▶ Prompt
Quote every line as written. Omit pictures.

** Start of Recorded information **

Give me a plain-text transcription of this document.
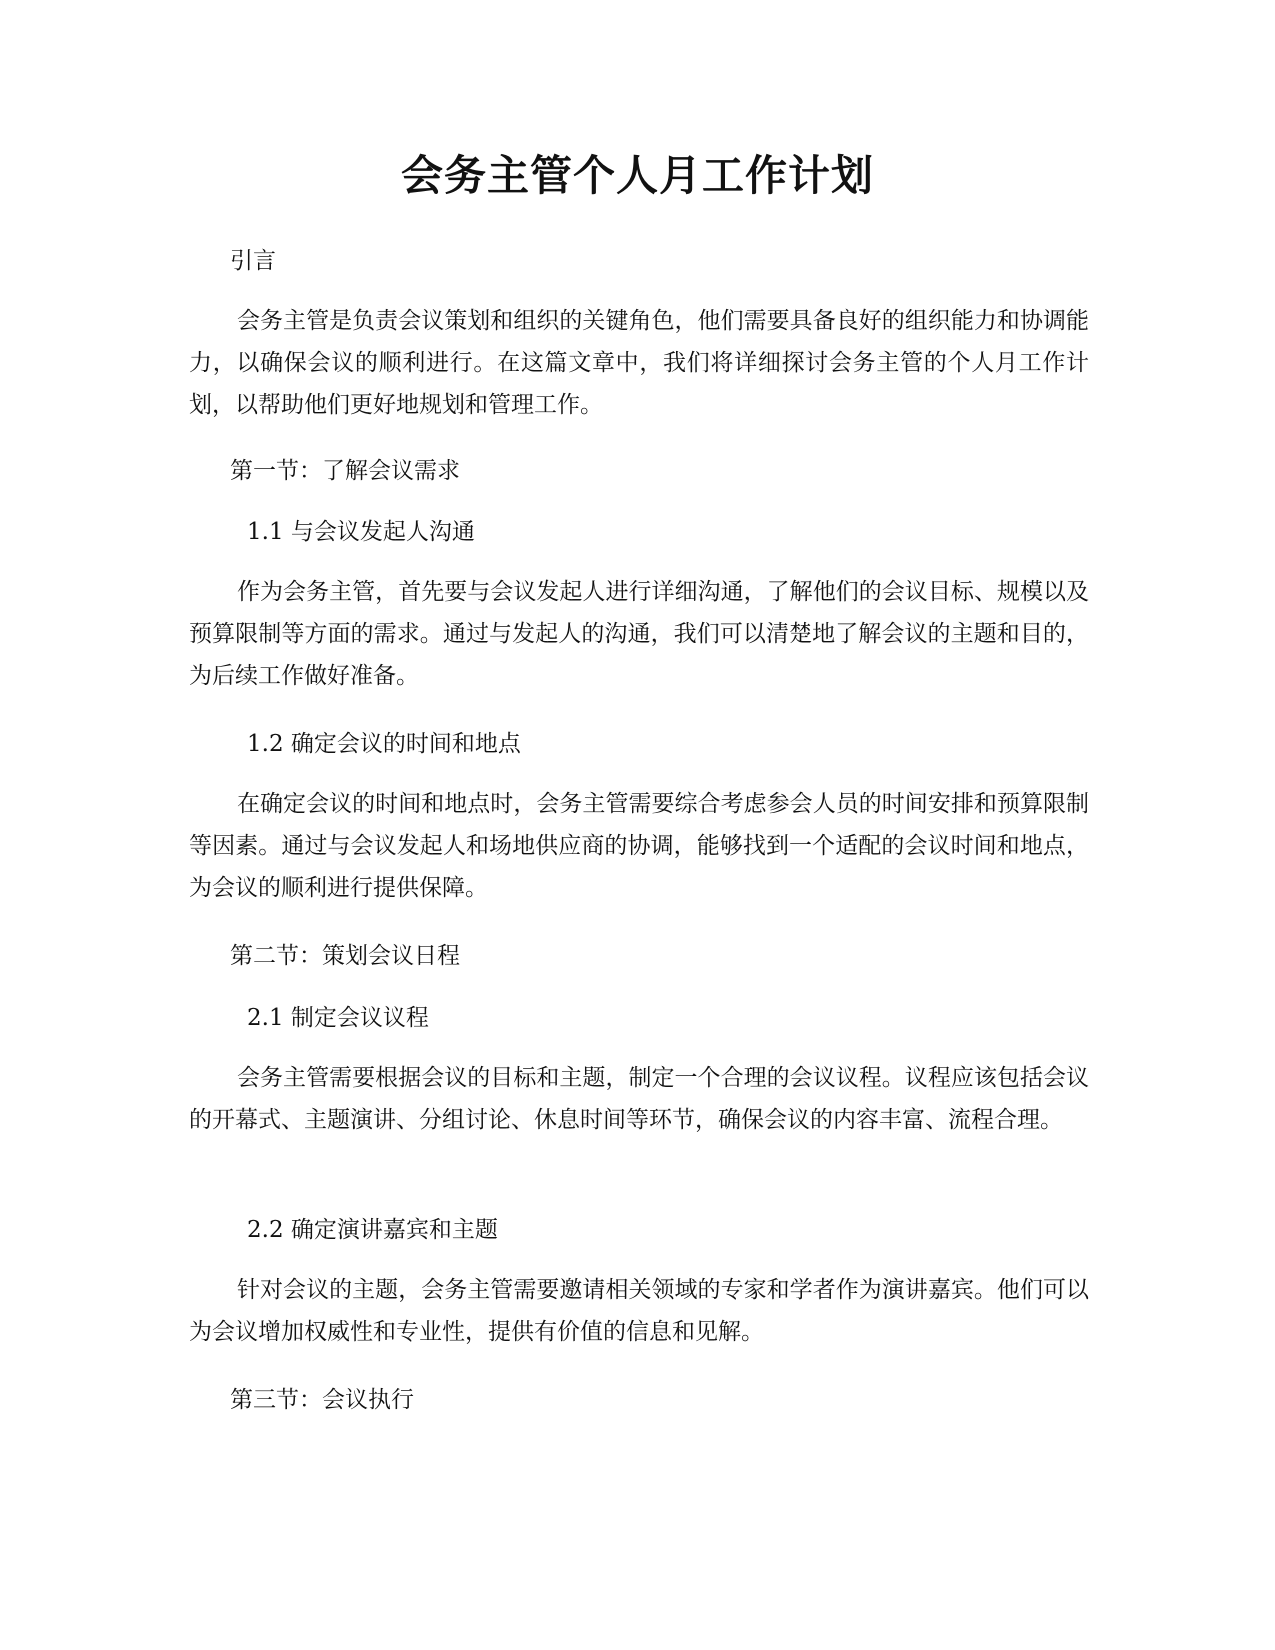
会务主管个人月工作计划

引言

会务主管是负责会议策划和组织的关键角色，他们需要具备良好的组织能力和协调能力，以确保会议的顺利进行。在这篇文章中，我们将详细探讨会务主管的个人月工作计划，以帮助他们更好地规划和管理工作。

第一节：了解会议需求

1.1 与会议发起人沟通

作为会务主管，首先要与会议发起人进行详细沟通，了解他们的会议目标、规模以及预算限制等方面的需求。通过与发起人的沟通，我们可以清楚地了解会议的主题和目的，为后续工作做好准备。

1.2 确定会议的时间和地点

在确定会议的时间和地点时，会务主管需要综合考虑参会人员的时间安排和预算限制等因素。通过与会议发起人和场地供应商的协调，能够找到一个适配的会议时间和地点，为会议的顺利进行提供保障。

第二节：策划会议日程

2.1 制定会议议程

会务主管需要根据会议的目标和主题，制定一个合理的会议议程。议程应该包括会议的开幕式、主题演讲、分组讨论、休息时间等环节，确保会议的内容丰富、流程合理。

2.2 确定演讲嘉宾和主题

针对会议的主题，会务主管需要邀请相关领域的专家和学者作为演讲嘉宾。他们可以为会议增加权威性和专业性，提供有价值的信息和见解。

第三节：会议执行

** End of Recorded information **

▶ Finished exercise
Give me a plain-text transcription of this document.
会务主管个人月工作计划

引言

会务主管是负责会议策划和组织的关键角色，他们需要具备良好的组织能力和协调能力，以确保会议的顺利进行。在这篇文章中，我们将详细探讨会务主管的个人月工作计划，以帮助他们更好地规划和管理工作。

第一节：了解会议需求

1.1 与会议发起人沟通

作为会务主管，首先要与会议发起人进行详细沟通，了解他们的会议目标、规模以及预算限制等方面的需求。通过与发起人的沟通，我们可以清楚地了解会议的主题和目的，为后续工作做好准备。

1.2 确定会议的时间和地点

在确定会议的时间和地点时，会务主管需要综合考虑参会人员的时间安排和预算限制等因素。通过与会议发起人和场地供应商的协调，能够找到一个适配的会议时间和地点，为会议的顺利进行提供保障。

第二节：策划会议日程

2.1 制定会议议程

会务主管需要根据会议的目标和主题，制定一个合理的会议议程。议程应该包括会议的开幕式、主题演讲、分组讨论、休息时间等环节，确保会议的内容丰富、流程合理。

2.2 确定演讲嘉宾和主题

针对会议的主题，会务主管需要邀请相关领域的专家和学者作为演讲嘉宾。他们可以为会议增加权威性和专业性，提供有价值的信息和见解。

第三节：会议执行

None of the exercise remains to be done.